* [WHAT YOU WILL DO] Restate the data word for word and leave the images out.

* [GIVEN DATA]
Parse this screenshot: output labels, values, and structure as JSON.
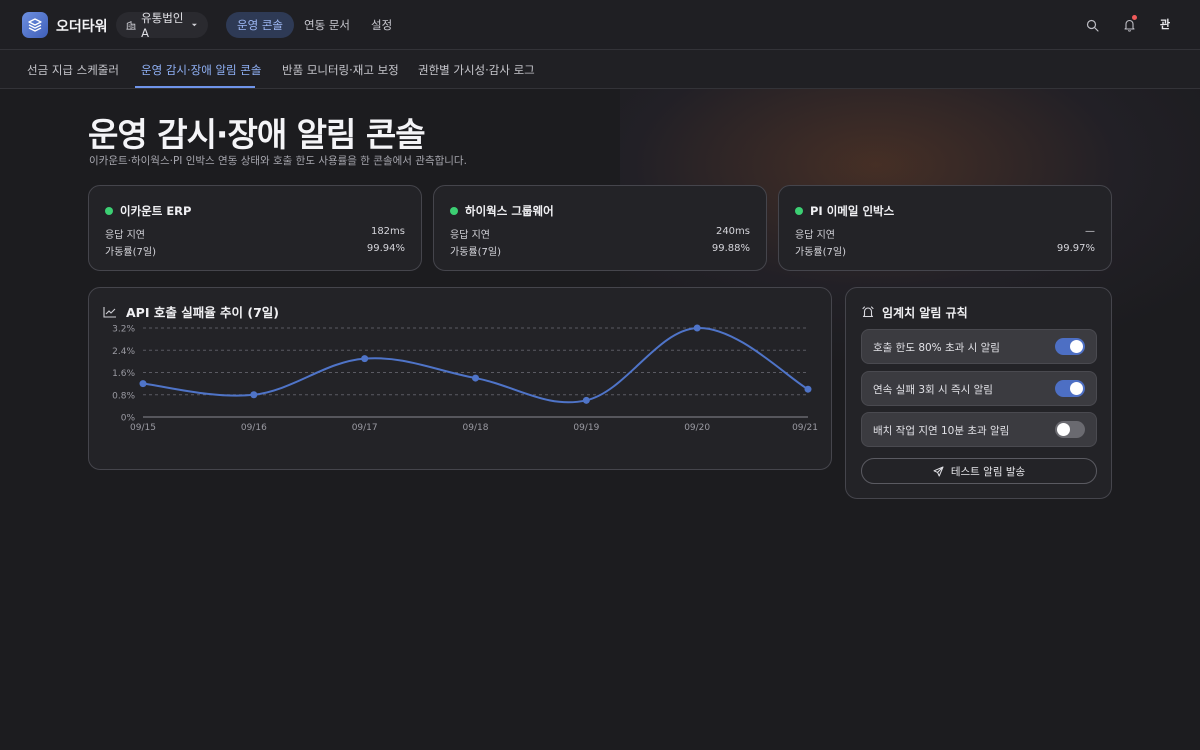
{
  "app": {
    "brand": "오더타워",
    "corp_selector": "유통법인 A"
  },
  "nav": [
    {
      "label": "운영 콘솔",
      "active": true
    },
    {
      "label": "연동 문서",
      "active": false
    },
    {
      "label": "설정",
      "active": false
    }
  ],
  "user": {
    "avatar": "관"
  },
  "subtabs": [
    {
      "label": "선금 지급 스케줄러",
      "active": false
    },
    {
      "label": "운영 감시·장애 알림 콘솔",
      "active": true
    },
    {
      "label": "반품 모니터링·재고 보정",
      "active": false
    },
    {
      "label": "권한별 가시성·감사 로그",
      "active": false
    }
  ],
  "page": {
    "title": "운영 감시·장애 알림 콘솔",
    "subtitle": "이카운트·하이웍스·PI 인박스 연동 상태와 호출 한도 사용률을 한 콘솔에서 관측합니다."
  },
  "systems": [
    {
      "name": "이카운트 ERP",
      "status_color": "#3ccf73",
      "latency_label": "응답 지연",
      "latency": "182ms",
      "uptime_label": "가동률(7일)",
      "uptime": "99.94%"
    },
    {
      "name": "하이웍스 그룹웨어",
      "status_color": "#3ccf73",
      "latency_label": "응답 지연",
      "latency": "240ms",
      "uptime_label": "가동률(7일)",
      "uptime": "99.88%"
    },
    {
      "name": "PI 이메일 인박스",
      "status_color": "#3ccf73",
      "latency_label": "응답 지연",
      "latency": "—",
      "uptime_label": "가동률(7일)",
      "uptime": "99.97%"
    }
  ],
  "chart_card": {
    "title": "API 호출 실패율 추이 (7일)"
  },
  "chart_data": {
    "type": "line",
    "title": "API 호출 실패율 추이 (7일)",
    "categories": [
      "09/15",
      "09/16",
      "09/17",
      "09/18",
      "09/19",
      "09/20",
      "09/21"
    ],
    "series": [
      {
        "values": [
          1.2,
          0.8,
          2.1,
          1.4,
          0.6,
          3.2,
          1.0
        ],
        "color": "#4f74c8"
      }
    ],
    "y_ticks": [
      "0%",
      "0.8%",
      "1.6%",
      "2.4%",
      "3.2%"
    ],
    "ylim": [
      0,
      3.2
    ],
    "grid": true
  },
  "rules": {
    "title": "임계치 알림 규칙",
    "items": [
      {
        "label": "호출 한도 80% 초과 시 알림",
        "enabled": true
      },
      {
        "label": "연속 실패 3회 시 즉시 알림",
        "enabled": true
      },
      {
        "label": "배치 작업 지연 10분 초과 알림",
        "enabled": false
      }
    ],
    "test_button": "테스트 알림 발송"
  },
  "colors": {
    "accent": "#4d6fc4",
    "status_ok": "#3ccf73",
    "notification_dot": "#ef5a5a"
  }
}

* [TASK SOLUTION]
Parse this screenshot: output labels, values, and structure as JSON.
{
  "app": {
    "brand": "오더타워",
    "corp_selector": "유통법인 A"
  },
  "nav": [
    {
      "label": "운영 콘솔",
      "active": true
    },
    {
      "label": "연동 문서",
      "active": false
    },
    {
      "label": "설정",
      "active": false
    }
  ],
  "user": {
    "avatar": "관"
  },
  "subtabs": [
    {
      "label": "선금 지급 스케줄러",
      "active": false
    },
    {
      "label": "운영 감시·장애 알림 콘솔",
      "active": true
    },
    {
      "label": "반품 모니터링·재고 보정",
      "active": false
    },
    {
      "label": "권한별 가시성·감사 로그",
      "active": false
    }
  ],
  "page": {
    "title": "운영 감시·장애 알림 콘솔",
    "subtitle": "이카운트·하이웍스·PI 인박스 연동 상태와 호출 한도 사용률을 한 콘솔에서 관측합니다."
  },
  "systems": [
    {
      "name": "이카운트 ERP",
      "status_color": "#3ccf73",
      "latency_label": "응답 지연",
      "latency": "182ms",
      "uptime_label": "가동률(7일)",
      "uptime": "99.94%"
    },
    {
      "name": "하이웍스 그룹웨어",
      "status_color": "#3ccf73",
      "latency_label": "응답 지연",
      "latency": "240ms",
      "uptime_label": "가동률(7일)",
      "uptime": "99.88%"
    },
    {
      "name": "PI 이메일 인박스",
      "status_color": "#3ccf73",
      "latency_label": "응답 지연",
      "latency": "—",
      "uptime_label": "가동률(7일)",
      "uptime": "99.97%"
    }
  ],
  "chart_card": {
    "title": "API 호출 실패율 추이 (7일)"
  },
  "chart_data": {
    "type": "line",
    "title": "API 호출 실패율 추이 (7일)",
    "categories": [
      "09/15",
      "09/16",
      "09/17",
      "09/18",
      "09/19",
      "09/20",
      "09/21"
    ],
    "series": [
      {
        "values": [
          1.2,
          0.8,
          2.1,
          1.4,
          0.6,
          3.2,
          1.0
        ],
        "color": "#4f74c8"
      }
    ],
    "y_ticks": [
      "0%",
      "0.8%",
      "1.6%",
      "2.4%",
      "3.2%"
    ],
    "ylim": [
      0,
      3.2
    ],
    "grid": true
  },
  "rules": {
    "title": "임계치 알림 규칙",
    "items": [
      {
        "label": "호출 한도 80% 초과 시 알림",
        "enabled": true
      },
      {
        "label": "연속 실패 3회 시 즉시 알림",
        "enabled": true
      },
      {
        "label": "배치 작업 지연 10분 초과 알림",
        "enabled": false
      }
    ],
    "test_button": "테스트 알림 발송"
  },
  "colors": {
    "accent": "#4d6fc4",
    "status_ok": "#3ccf73",
    "notification_dot": "#ef5a5a"
  }
}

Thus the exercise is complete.